# [練習問題]
1/ 本文のうち、「そんな思いが原動力になった。」から「だが、アスパラは逆だという。」までを、両端も含めて抜き出してください。
2/ 本文に基づいて、次の問いに答えよ。
(a) 赤井川村の人口は何人たらずか。
(b) 赤木さんが農業を仕事にするために村へ帰ってきたのは何歳の時か。
(c) 農園で今働いているスタッフは何人か。

健菜通信:今月の特集

目指すのは、日本一のアスパラ農家

2019年06月01日
「農業は科学だ」が持論の生産者を訪ねた。
それが間違ってはいないことを瑞々しいアスパラが示していた。

 余市郡赤井川村は、人口は1200人たらずの小さな村だ。四方を緑の山々に囲まれている村はカルデラ盆地にある。死火山とはいえ、噴火口に住民がいる日本唯一の地だ。
 ここに、日本一のアスパラ栽培を目指している生産者がいる。
「僕は大自然の中にあるこの村が大好きなんです」と話す赤木陽介さん(39歳)だ。

アスパラを選んだ理由

 赤木さんは札幌で生まれ、小学校の頃、赤井川村に引っ越してきた。高校では再び札幌へ戻り、さらに東京で就職。そして、25歳の時に「農業を仕事にしたい」という夢を実現するために、この地に帰ってきた。
「叔父さんの手伝いをして、農業の楽しさを知った」という赤木さん。いわばゼロからのスタートだが、その時からアスパラを専門に栽培しようと決めていたという。
「じつはトマトも栽培候補でした」
 しかし、トマトはすでに名人級の生産者がいて、そのレベルに追いつくのは容易なことではない。一方、アスパラは専門家と呼べる生産者がいないし、栽培技術も確立されていない。
「ひょっとすると、僕が日本一になれるかもしれない」
 そんな思いが原動力になった。
 最初はトラクターを隣から借りて土を耕していた。初めて建てたハウスが台風で吹き飛ばされたこともある。けれど赤木さんは研究を重ねながら、着実にアスパラの品質を高めてきた。やがて、遠方の料理人などから注文が相次ぐようになり、農園の規模も広がってきた。農園では、今、15人のスタッフが働いている。


見ただけで感じる「おいしさ」を

 北海道産アスパラの大半は露地栽培だが、ここは水分管理が行き届くハウス栽培だ。畑の土は「作業しにくいがポテンシャルが高い」(赤木さん)赤土の重粘土。気候は、盆地特有の内陸型気候で、昼夜の寒暖の差が大きく、栽培に最適な自然環境に恵まれている。
 トマトを筆頭に作物は、普通、おいしさと収穫量が反比例する。多収量を目的に栽培すると味が落ちてしまうのだが、アスパラは逆だという。

# [データ抜粋]

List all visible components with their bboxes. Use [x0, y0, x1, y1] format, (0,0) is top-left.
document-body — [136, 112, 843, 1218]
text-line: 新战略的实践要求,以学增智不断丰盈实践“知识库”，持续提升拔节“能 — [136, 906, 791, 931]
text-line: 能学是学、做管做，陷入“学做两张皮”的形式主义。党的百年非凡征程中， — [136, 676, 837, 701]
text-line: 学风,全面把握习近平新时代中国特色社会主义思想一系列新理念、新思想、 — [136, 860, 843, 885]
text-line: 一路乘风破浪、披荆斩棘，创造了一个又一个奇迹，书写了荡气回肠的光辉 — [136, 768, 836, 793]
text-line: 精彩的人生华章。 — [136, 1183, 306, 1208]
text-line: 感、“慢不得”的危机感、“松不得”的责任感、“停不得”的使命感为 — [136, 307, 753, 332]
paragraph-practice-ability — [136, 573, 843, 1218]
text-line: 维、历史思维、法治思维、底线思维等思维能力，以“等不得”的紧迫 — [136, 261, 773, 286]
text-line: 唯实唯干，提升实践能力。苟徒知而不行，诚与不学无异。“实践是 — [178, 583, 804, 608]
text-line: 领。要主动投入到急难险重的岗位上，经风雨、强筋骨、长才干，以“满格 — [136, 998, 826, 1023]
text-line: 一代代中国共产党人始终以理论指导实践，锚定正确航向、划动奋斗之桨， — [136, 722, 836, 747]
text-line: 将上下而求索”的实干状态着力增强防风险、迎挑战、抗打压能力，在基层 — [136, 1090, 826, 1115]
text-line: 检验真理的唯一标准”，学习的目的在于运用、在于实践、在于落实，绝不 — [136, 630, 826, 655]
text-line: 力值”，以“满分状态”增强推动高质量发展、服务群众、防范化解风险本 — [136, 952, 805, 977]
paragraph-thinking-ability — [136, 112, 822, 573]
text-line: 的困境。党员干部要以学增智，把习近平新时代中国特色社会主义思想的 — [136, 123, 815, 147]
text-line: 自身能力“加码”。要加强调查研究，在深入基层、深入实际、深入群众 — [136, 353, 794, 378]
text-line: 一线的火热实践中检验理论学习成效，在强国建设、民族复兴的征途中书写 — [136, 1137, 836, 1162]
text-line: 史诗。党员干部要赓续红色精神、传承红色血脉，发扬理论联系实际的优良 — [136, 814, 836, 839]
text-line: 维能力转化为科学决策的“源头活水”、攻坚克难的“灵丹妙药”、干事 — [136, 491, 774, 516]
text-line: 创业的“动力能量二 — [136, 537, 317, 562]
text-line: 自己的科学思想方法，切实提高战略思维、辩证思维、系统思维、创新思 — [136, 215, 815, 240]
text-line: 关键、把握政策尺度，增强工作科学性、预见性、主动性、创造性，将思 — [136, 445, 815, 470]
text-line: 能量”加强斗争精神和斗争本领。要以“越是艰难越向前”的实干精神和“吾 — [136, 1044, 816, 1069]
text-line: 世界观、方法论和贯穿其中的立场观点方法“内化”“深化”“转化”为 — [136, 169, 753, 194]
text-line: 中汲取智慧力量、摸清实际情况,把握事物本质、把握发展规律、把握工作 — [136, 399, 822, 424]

# [解答]
1/
そんな思いが原動力になった。
 最初はトラクターを隣から借りて土を耕していた。初めて建てたハウスが台風で吹き飛ばされたこともある。けれど赤木さんは研究を重ねながら、着実にアスパラの品質を高めてきた。やがて、遠方の料理人などから注文が相次ぐようになり、農園の規模も広がってきた。農園では、今、15人のスタッフが働いている。


見ただけで感じる「おいしさ」を

 北海道産アスパラの大半は露地栽培だが、ここは水分管理が行き届くハウス栽培だ。畑の土は「作業しにくいがポテンシャルが高い」(赤木さん)赤土の重粘土。気候は、盆地特有の内陸型気候で、昼夜の寒暖の差が大きく、栽培に最適な自然環境に恵まれている。
 トマトを筆頭に作物は、普通、おいしさと収穫量が反比例する。多収量を目的に栽培すると味が落ちてしまうのだが、アスパラは逆だという。

2/
(a) 1200人たらず
(b) 25歳
(c) 15人